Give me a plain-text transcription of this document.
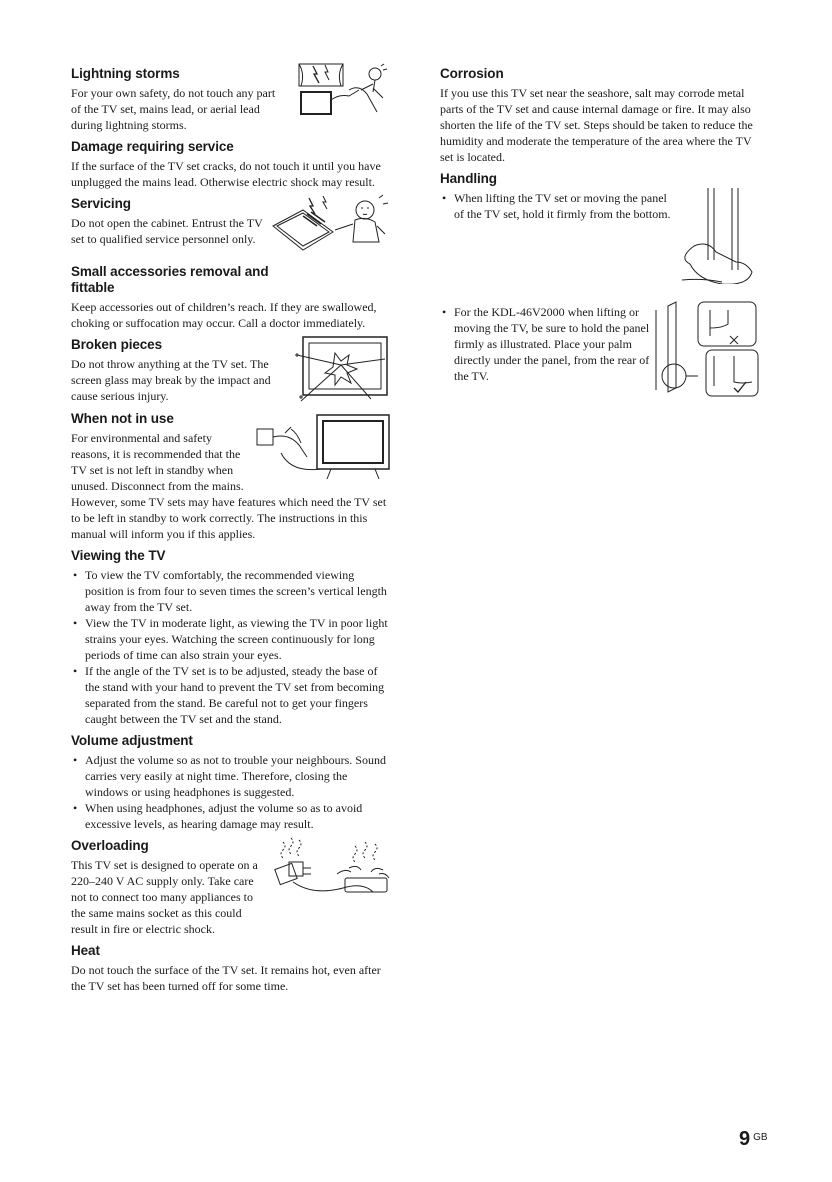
Lightning storms

For your own safety, do not touch any part of the TV set, mains lead, or aerial lead during lightning storms.

Damage requiring service

If the surface of the TV set cracks, do not touch it until you have unplugged the mains lead. Otherwise electric shock may result.

Servicing

Do not open the cabinet. Entrust the TV set to qualified service personnel only.

Small accessories removal and fittable

Keep accessories out of children’s reach. If they are swallowed, choking or suffocation may occur. Call a doctor immediately.

Broken pieces

Do not throw anything at the TV set. The screen glass may break by the impact and cause serious injury.

When not in use

For environmental and safety reasons, it is recommended that the TV set is not left in standby when unused. Disconnect from the mains. However, some TV sets may have features which need the TV set to be left in standby to work correctly. The instructions in this manual will inform you if this applies.

Viewing the TV
• To view the TV comfortably, the recommended viewing position is from four to seven times the screen’s vertical length away from the TV set.
• View the TV in moderate light, as viewing the TV in poor light strains your eyes. Watching the screen continuously for long periods of time can also strain your eyes.
• If the angle of the TV set is to be adjusted, steady the base of the stand with your hand to prevent the TV set from becoming separated from the stand. Be careful not to get your fingers caught between the TV set and the stand.
Volume adjustment
• Adjust the volume so as not to trouble your neighbours. Sound carries very easily at night time. Therefore, closing the windows or using headphones is suggested.
• When using headphones, adjust the volume so as to avoid excessive levels, as hearing damage may result.
Overloading

This TV set is designed to operate on a 220–240 V AC supply only. Take care not to connect too many appliances to the same mains socket as this could result in fire or electric shock.

Heat

Do not touch the surface of the TV set. It remains hot, even after the TV set has been turned off for some time.

Corrosion

If you use this TV set near the seashore, salt may corrode metal parts of the TV set and cause internal damage or fire. It may also shorten the life of the TV set. Steps should be taken to reduce the humidity and moderate the temperature of the area where the TV set is located.

Handling
• When lifting the TV set or moving the panel of the TV set, hold it firmly from the bottom.
• For the KDL-46V2000 when lifting or moving the TV, be sure to hold the panel firmly as illustrated. Place your palm directly under the panel, from the rear of the TV.
9 $^{GB}$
· · ·
> [Task brief]
Transcribe each line above verbatim, with the pictures left out.

> [Result of this task]
Give me a plain-text transcription of this document.
Lightning storms

For your own safety, do not touch any part of the TV set, mains lead, or aerial lead during lightning storms.

Damage requiring service

If the surface of the TV set cracks, do not touch it until you have unplugged the mains lead. Otherwise electric shock may result.

Servicing

Do not open the cabinet. Entrust the TV set to qualified service personnel only.

Small accessories removal and fittable

Keep accessories out of children’s reach. If they are swallowed, choking or suffocation may occur. Call a doctor immediately.

Broken pieces

Do not throw anything at the TV set. The screen glass may break by the impact and cause serious injury.

When not in use

For environmental and safety reasons, it is recommended that the TV set is not left in standby when unused. Disconnect from the mains. However, some TV sets may have features which need the TV set to be left in standby to work correctly. The instructions in this manual will inform you if this applies.

Viewing the TV
• To view the TV comfortably, the recommended viewing position is from four to seven times the screen’s vertical length away from the TV set.
• View the TV in moderate light, as viewing the TV in poor light strains your eyes. Watching the screen continuously for long periods of time can also strain your eyes.
• If the angle of the TV set is to be adjusted, steady the base of the stand with your hand to prevent the TV set from becoming separated from the stand. Be careful not to get your fingers caught between the TV set and the stand.
Volume adjustment
• Adjust the volume so as not to trouble your neighbours. Sound carries very easily at night time. Therefore, closing the windows or using headphones is suggested.
• When using headphones, adjust the volume so as to avoid excessive levels, as hearing damage may result.
Overloading

This TV set is designed to operate on a 220–240 V AC supply only. Take care not to connect too many appliances to the same mains socket as this could result in fire or electric shock.

Heat

Do not touch the surface of the TV set. It remains hot, even after the TV set has been turned off for some time.

Corrosion

If you use this TV set near the seashore, salt may corrode metal parts of the TV set and cause internal damage or fire. It may also shorten the life of the TV set. Steps should be taken to reduce the humidity and moderate the temperature of the area where the TV set is located.

Handling
• When lifting the TV set or moving the panel of the TV set, hold it firmly from the bottom.
• For the KDL-46V2000 when lifting or moving the TV, be sure to hold the panel firmly as illustrated. Place your palm directly under the panel, from the rear of the TV.
9 $^{GB}$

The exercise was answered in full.